§ Your objective: Reproduce the listing that follows with no differences at all.

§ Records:
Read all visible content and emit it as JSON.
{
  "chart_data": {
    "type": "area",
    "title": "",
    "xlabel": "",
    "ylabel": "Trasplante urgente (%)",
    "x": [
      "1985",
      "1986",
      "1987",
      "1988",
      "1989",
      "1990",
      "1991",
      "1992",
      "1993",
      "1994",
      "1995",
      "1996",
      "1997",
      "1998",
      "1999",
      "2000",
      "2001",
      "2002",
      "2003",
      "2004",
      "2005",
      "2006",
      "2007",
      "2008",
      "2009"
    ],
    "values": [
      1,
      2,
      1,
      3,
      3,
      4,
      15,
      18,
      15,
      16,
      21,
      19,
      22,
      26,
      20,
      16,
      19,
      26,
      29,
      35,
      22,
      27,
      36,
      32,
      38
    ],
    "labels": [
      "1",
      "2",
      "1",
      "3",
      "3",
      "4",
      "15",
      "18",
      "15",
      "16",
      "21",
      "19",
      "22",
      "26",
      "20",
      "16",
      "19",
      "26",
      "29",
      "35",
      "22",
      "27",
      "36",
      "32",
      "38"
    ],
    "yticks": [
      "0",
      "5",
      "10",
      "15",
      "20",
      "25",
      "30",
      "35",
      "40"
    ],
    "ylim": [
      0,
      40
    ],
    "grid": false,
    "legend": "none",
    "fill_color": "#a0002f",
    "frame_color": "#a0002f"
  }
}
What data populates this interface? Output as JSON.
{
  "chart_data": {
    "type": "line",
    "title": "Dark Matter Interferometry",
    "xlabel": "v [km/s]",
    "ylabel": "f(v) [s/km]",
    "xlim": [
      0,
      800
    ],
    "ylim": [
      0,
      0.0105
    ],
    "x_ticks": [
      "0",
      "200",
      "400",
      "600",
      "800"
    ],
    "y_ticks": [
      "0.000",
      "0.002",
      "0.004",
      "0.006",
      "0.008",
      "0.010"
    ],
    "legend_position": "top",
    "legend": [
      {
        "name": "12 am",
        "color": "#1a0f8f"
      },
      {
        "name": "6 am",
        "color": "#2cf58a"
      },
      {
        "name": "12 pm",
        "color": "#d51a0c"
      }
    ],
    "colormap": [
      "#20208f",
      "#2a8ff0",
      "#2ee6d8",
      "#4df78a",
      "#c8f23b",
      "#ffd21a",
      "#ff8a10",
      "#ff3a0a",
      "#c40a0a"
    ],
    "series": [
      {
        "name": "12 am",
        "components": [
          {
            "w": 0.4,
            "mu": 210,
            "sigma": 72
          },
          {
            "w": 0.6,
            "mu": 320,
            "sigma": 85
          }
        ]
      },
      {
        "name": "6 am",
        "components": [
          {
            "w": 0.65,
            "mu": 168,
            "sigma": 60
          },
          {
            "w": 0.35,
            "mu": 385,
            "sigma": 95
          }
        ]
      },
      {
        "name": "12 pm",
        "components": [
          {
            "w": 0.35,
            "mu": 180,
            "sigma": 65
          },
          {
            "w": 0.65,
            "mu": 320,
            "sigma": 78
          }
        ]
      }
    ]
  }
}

§ Task result:
Read all visible content and emit it as JSON.
{
  "chart_data": {
    "type": "area",
    "title": "",
    "xlabel": "",
    "ylabel": "Trasplante urgente (%)",
    "x": [
      "1985",
      "1986",
      "1987",
      "1988",
      "1989",
      "1990",
      "1991",
      "1992",
      "1993",
      "1994",
      "1995",
      "1996",
      "1997",
      "1998",
      "1999",
      "2000",
      "2001",
      "2002",
      "2003",
      "2004",
      "2005",
      "2006",
      "2007",
      "2008",
      "2009"
    ],
    "values": [
      1,
      2,
      1,
      3,
      3,
      4,
      15,
      18,
      15,
      16,
      21,
      19,
      22,
      26,
      20,
      16,
      19,
      26,
      29,
      35,
      22,
      27,
      36,
      32,
      38
    ],
    "labels": [
      "1",
      "2",
      "1",
      "3",
      "3",
      "4",
      "15",
      "18",
      "15",
      "16",
      "21",
      "19",
      "22",
      "26",
      "20",
      "16",
      "19",
      "26",
      "29",
      "35",
      "22",
      "27",
      "36",
      "32",
      "38"
    ],
    "yticks": [
      "0",
      "5",
      "10",
      "15",
      "20",
      "25",
      "30",
      "35",
      "40"
    ],
    "ylim": [
      0,
      40
    ],
    "grid": false,
    "legend": "none",
    "fill_color": "#a0002f",
    "frame_color": "#a0002f"
  }
}
What data populates this interface? Output as JSON.
{
  "chart_data": {
    "type": "line",
    "title": "Dark Matter Interferometry",
    "xlabel": "v [km/s]",
    "ylabel": "f(v) [s/km]",
    "xlim": [
      0,
      800
    ],
    "ylim": [
      0,
      0.0105
    ],
    "x_ticks": [
      "0",
      "200",
      "400",
      "600",
      "800"
    ],
    "y_ticks": [
      "0.000",
      "0.002",
      "0.004",
      "0.006",
      "0.008",
      "0.010"
    ],
    "legend_position": "top",
    "legend": [
      {
        "name": "12 am",
        "color": "#1a0f8f"
      },
      {
        "name": "6 am",
        "color": "#2cf58a"
      },
      {
        "name": "12 pm",
        "color": "#d51a0c"
      }
    ],
    "colormap": [
      "#20208f",
      "#2a8ff0",
      "#2ee6d8",
      "#4df78a",
      "#c8f23b",
      "#ffd21a",
      "#ff8a10",
      "#ff3a0a",
      "#c40a0a"
    ],
    "series": [
      {
        "name": "12 am",
        "components": [
          {
            "w": 0.4,
            "mu": 210,
            "sigma": 72
          },
          {
            "w": 0.6,
            "mu": 320,
            "sigma": 85
          }
        ]
      },
      {
        "name": "6 am",
        "components": [
          {
            "w": 0.65,
            "mu": 168,
            "sigma": 60
          },
          {
            "w": 0.35,
            "mu": 385,
            "sigma": 95
          }
        ]
      },
      {
        "name": "12 pm",
        "components": [
          {
            "w": 0.35,
            "mu": 180,
            "sigma": 65
          },
          {
            "w": 0.65,
            "mu": 320,
            "sigma": 78
          }
        ]
      }
    ]
  }
}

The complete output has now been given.